WHAT IS BEING ASKED | Output every entry exactly as written.

(Source records)
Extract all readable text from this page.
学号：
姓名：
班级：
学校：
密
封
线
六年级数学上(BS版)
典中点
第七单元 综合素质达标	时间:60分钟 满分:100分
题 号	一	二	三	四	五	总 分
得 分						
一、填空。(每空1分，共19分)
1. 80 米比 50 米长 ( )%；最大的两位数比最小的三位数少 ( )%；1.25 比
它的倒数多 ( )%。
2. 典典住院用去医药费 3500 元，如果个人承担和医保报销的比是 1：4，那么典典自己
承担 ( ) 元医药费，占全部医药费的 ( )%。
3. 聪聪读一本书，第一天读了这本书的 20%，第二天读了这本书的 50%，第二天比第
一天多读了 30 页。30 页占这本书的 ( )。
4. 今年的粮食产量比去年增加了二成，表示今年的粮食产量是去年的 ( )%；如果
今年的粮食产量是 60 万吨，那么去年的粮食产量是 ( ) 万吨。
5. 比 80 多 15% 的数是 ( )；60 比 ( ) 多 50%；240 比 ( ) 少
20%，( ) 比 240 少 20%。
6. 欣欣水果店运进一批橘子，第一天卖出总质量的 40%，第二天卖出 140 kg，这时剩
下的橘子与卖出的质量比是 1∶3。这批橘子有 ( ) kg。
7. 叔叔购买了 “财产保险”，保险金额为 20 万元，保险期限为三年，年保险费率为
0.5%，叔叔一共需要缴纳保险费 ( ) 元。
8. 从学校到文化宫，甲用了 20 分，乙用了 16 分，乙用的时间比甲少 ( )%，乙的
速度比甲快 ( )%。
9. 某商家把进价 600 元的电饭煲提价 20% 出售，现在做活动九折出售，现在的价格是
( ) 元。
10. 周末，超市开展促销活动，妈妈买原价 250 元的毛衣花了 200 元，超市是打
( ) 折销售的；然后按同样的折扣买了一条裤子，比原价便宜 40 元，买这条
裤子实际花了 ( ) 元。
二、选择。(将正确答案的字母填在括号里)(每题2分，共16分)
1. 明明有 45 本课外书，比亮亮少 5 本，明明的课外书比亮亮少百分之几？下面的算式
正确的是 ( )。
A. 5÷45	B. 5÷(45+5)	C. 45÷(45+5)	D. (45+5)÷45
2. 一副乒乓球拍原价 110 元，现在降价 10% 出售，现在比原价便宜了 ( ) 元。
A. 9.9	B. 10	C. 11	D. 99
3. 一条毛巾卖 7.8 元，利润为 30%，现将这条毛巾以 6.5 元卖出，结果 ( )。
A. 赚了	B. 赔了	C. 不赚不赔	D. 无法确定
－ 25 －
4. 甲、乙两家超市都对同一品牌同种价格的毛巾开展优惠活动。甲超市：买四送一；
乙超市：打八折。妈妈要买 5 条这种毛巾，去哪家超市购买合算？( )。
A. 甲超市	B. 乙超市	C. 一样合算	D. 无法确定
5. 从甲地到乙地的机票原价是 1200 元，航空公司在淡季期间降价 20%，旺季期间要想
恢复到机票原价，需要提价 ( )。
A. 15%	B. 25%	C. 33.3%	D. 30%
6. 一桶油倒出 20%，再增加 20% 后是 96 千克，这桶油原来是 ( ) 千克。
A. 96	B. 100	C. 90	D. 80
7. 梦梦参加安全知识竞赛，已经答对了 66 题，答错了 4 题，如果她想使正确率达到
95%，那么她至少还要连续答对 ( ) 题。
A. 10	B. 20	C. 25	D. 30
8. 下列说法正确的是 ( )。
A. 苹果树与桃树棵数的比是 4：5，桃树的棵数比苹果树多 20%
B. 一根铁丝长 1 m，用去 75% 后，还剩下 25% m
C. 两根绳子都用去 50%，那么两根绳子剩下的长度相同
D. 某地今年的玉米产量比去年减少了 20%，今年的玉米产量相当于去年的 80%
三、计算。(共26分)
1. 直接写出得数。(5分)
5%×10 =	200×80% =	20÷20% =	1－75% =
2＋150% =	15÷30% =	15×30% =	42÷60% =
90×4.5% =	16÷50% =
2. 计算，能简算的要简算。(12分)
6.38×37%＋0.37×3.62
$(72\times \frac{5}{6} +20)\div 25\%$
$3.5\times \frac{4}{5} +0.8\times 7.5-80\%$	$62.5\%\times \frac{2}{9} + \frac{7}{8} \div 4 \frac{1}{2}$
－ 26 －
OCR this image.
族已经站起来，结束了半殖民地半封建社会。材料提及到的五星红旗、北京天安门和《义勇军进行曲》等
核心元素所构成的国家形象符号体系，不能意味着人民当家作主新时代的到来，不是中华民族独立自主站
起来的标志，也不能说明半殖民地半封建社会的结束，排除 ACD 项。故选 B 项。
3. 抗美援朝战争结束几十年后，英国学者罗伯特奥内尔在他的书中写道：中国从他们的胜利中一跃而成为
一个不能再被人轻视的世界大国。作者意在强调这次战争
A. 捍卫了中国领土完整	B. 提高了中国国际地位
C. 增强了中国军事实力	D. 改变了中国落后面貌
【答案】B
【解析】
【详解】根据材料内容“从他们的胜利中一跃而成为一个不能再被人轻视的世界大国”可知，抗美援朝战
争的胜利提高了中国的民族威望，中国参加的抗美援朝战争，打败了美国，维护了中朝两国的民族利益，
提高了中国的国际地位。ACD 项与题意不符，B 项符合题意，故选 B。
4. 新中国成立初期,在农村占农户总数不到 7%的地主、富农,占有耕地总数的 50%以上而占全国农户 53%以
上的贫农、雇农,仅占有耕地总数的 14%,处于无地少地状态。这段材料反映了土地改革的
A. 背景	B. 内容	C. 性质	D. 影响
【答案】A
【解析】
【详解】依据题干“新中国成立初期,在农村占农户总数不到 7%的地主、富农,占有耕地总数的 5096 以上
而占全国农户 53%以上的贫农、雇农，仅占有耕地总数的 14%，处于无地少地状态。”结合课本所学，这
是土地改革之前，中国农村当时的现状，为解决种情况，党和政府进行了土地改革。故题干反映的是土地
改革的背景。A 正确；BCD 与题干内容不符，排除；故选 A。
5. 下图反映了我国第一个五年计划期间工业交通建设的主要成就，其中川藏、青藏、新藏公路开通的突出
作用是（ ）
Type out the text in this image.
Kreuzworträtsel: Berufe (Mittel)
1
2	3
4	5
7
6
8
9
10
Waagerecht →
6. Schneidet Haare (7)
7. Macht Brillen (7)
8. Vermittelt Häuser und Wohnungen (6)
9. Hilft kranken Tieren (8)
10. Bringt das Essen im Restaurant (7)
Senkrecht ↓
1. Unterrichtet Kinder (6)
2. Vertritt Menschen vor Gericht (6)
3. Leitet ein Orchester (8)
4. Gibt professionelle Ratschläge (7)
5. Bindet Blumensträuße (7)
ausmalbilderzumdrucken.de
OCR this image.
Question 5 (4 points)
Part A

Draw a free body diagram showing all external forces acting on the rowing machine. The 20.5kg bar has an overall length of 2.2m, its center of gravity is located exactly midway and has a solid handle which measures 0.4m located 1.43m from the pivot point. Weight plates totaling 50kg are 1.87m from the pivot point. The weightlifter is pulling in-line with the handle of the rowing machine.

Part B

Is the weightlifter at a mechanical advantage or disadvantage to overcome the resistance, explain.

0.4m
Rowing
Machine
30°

FULL RESPONSE |
Extract all readable text from this page.
学号：
姓名：
班级：
学校：
密
封
线
六年级数学上(BS版)
典中点
第七单元 综合素质达标	时间:60分钟 满分:100分
题 号	一	二	三	四	五	总 分
得 分						
一、填空。(每空1分，共19分)
1. 80 米比 50 米长 ( )%；最大的两位数比最小的三位数少 ( )%；1.25 比
它的倒数多 ( )%。
2. 典典住院用去医药费 3500 元，如果个人承担和医保报销的比是 1：4，那么典典自己
承担 ( ) 元医药费，占全部医药费的 ( )%。
3. 聪聪读一本书，第一天读了这本书的 20%，第二天读了这本书的 50%，第二天比第
一天多读了 30 页。30 页占这本书的 ( )。
4. 今年的粮食产量比去年增加了二成，表示今年的粮食产量是去年的 ( )%；如果
今年的粮食产量是 60 万吨，那么去年的粮食产量是 ( ) 万吨。
5. 比 80 多 15% 的数是 ( )；60 比 ( ) 多 50%；240 比 ( ) 少
20%，( ) 比 240 少 20%。
6. 欣欣水果店运进一批橘子，第一天卖出总质量的 40%，第二天卖出 140 kg，这时剩
下的橘子与卖出的质量比是 1∶3。这批橘子有 ( ) kg。
7. 叔叔购买了 “财产保险”，保险金额为 20 万元，保险期限为三年，年保险费率为
0.5%，叔叔一共需要缴纳保险费 ( ) 元。
8. 从学校到文化宫，甲用了 20 分，乙用了 16 分，乙用的时间比甲少 ( )%，乙的
速度比甲快 ( )%。
9. 某商家把进价 600 元的电饭煲提价 20% 出售，现在做活动九折出售，现在的价格是
( ) 元。
10. 周末，超市开展促销活动，妈妈买原价 250 元的毛衣花了 200 元，超市是打
( ) 折销售的；然后按同样的折扣买了一条裤子，比原价便宜 40 元，买这条
裤子实际花了 ( ) 元。
二、选择。(将正确答案的字母填在括号里)(每题2分，共16分)
1. 明明有 45 本课外书，比亮亮少 5 本，明明的课外书比亮亮少百分之几？下面的算式
正确的是 ( )。
A. 5÷45	B. 5÷(45+5)	C. 45÷(45+5)	D. (45+5)÷45
2. 一副乒乓球拍原价 110 元，现在降价 10% 出售，现在比原价便宜了 ( ) 元。
A. 9.9	B. 10	C. 11	D. 99
3. 一条毛巾卖 7.8 元，利润为 30%，现将这条毛巾以 6.5 元卖出，结果 ( )。
A. 赚了	B. 赔了	C. 不赚不赔	D. 无法确定
－ 25 －
4. 甲、乙两家超市都对同一品牌同种价格的毛巾开展优惠活动。甲超市：买四送一；
乙超市：打八折。妈妈要买 5 条这种毛巾，去哪家超市购买合算？( )。
A. 甲超市	B. 乙超市	C. 一样合算	D. 无法确定
5. 从甲地到乙地的机票原价是 1200 元，航空公司在淡季期间降价 20%，旺季期间要想
恢复到机票原价，需要提价 ( )。
A. 15%	B. 25%	C. 33.3%	D. 30%
6. 一桶油倒出 20%，再增加 20% 后是 96 千克，这桶油原来是 ( ) 千克。
A. 96	B. 100	C. 90	D. 80
7. 梦梦参加安全知识竞赛，已经答对了 66 题，答错了 4 题，如果她想使正确率达到
95%，那么她至少还要连续答对 ( ) 题。
A. 10	B. 20	C. 25	D. 30
8. 下列说法正确的是 ( )。
A. 苹果树与桃树棵数的比是 4：5，桃树的棵数比苹果树多 20%
B. 一根铁丝长 1 m，用去 75% 后，还剩下 25% m
C. 两根绳子都用去 50%，那么两根绳子剩下的长度相同
D. 某地今年的玉米产量比去年减少了 20%，今年的玉米产量相当于去年的 80%
三、计算。(共26分)
1. 直接写出得数。(5分)
5%×10 =	200×80% =	20÷20% =	1－75% =
2＋150% =	15÷30% =	15×30% =	42÷60% =
90×4.5% =	16÷50% =
2. 计算，能简算的要简算。(12分)
6.38×37%＋0.37×3.62
$(72\times \frac{5}{6} +20)\div 25\%$
$3.5\times \frac{4}{5} +0.8\times 7.5-80\%$	$62.5\%\times \frac{2}{9} + \frac{7}{8} \div 4 \frac{1}{2}$
－ 26 －
OCR this image.
族已经站起来，结束了半殖民地半封建社会。材料提及到的五星红旗、北京天安门和《义勇军进行曲》等
核心元素所构成的国家形象符号体系，不能意味着人民当家作主新时代的到来，不是中华民族独立自主站
起来的标志，也不能说明半殖民地半封建社会的结束，排除 ACD 项。故选 B 项。
3. 抗美援朝战争结束几十年后，英国学者罗伯特奥内尔在他的书中写道：中国从他们的胜利中一跃而成为
一个不能再被人轻视的世界大国。作者意在强调这次战争
A. 捍卫了中国领土完整	B. 提高了中国国际地位
C. 增强了中国军事实力	D. 改变了中国落后面貌
【答案】B
【解析】
【详解】根据材料内容“从他们的胜利中一跃而成为一个不能再被人轻视的世界大国”可知，抗美援朝战
争的胜利提高了中国的民族威望，中国参加的抗美援朝战争，打败了美国，维护了中朝两国的民族利益，
提高了中国的国际地位。ACD 项与题意不符，B 项符合题意，故选 B。
4. 新中国成立初期,在农村占农户总数不到 7%的地主、富农,占有耕地总数的 50%以上而占全国农户 53%以
上的贫农、雇农,仅占有耕地总数的 14%,处于无地少地状态。这段材料反映了土地改革的
A. 背景	B. 内容	C. 性质	D. 影响
【答案】A
【解析】
【详解】依据题干“新中国成立初期,在农村占农户总数不到 7%的地主、富农,占有耕地总数的 5096 以上
而占全国农户 53%以上的贫农、雇农，仅占有耕地总数的 14%，处于无地少地状态。”结合课本所学，这
是土地改革之前，中国农村当时的现状，为解决种情况，党和政府进行了土地改革。故题干反映的是土地
改革的背景。A 正确；BCD 与题干内容不符，排除；故选 A。
5. 下图反映了我国第一个五年计划期间工业交通建设的主要成就，其中川藏、青藏、新藏公路开通的突出
作用是（ ）
Type out the text in this image.
Kreuzworträtsel: Berufe (Mittel)
1
2	3
4	5
7
6
8
9
10
Waagerecht →
6. Schneidet Haare (7)
7. Macht Brillen (7)
8. Vermittelt Häuser und Wohnungen (6)
9. Hilft kranken Tieren (8)
10. Bringt das Essen im Restaurant (7)
Senkrecht ↓
1. Unterrichtet Kinder (6)
2. Vertritt Menschen vor Gericht (6)
3. Leitet ein Orchester (8)
4. Gibt professionelle Ratschläge (7)
5. Bindet Blumensträuße (7)
ausmalbilderzumdrucken.de
OCR this image.
Question 5 (4 points)
Part A

Draw a free body diagram showing all external forces acting on the rowing machine. The 20.5kg bar has an overall length of 2.2m, its center of gravity is located exactly midway and has a solid handle which measures 0.4m located 1.43m from the pivot point. Weight plates totaling 50kg are 1.87m from the pivot point. The weightlifter is pulling in-line with the handle of the rowing machine.

Part B

Is the weightlifter at a mechanical advantage or disadvantage to overcome the resistance, explain.

0.4m
Rowing
Machine
30°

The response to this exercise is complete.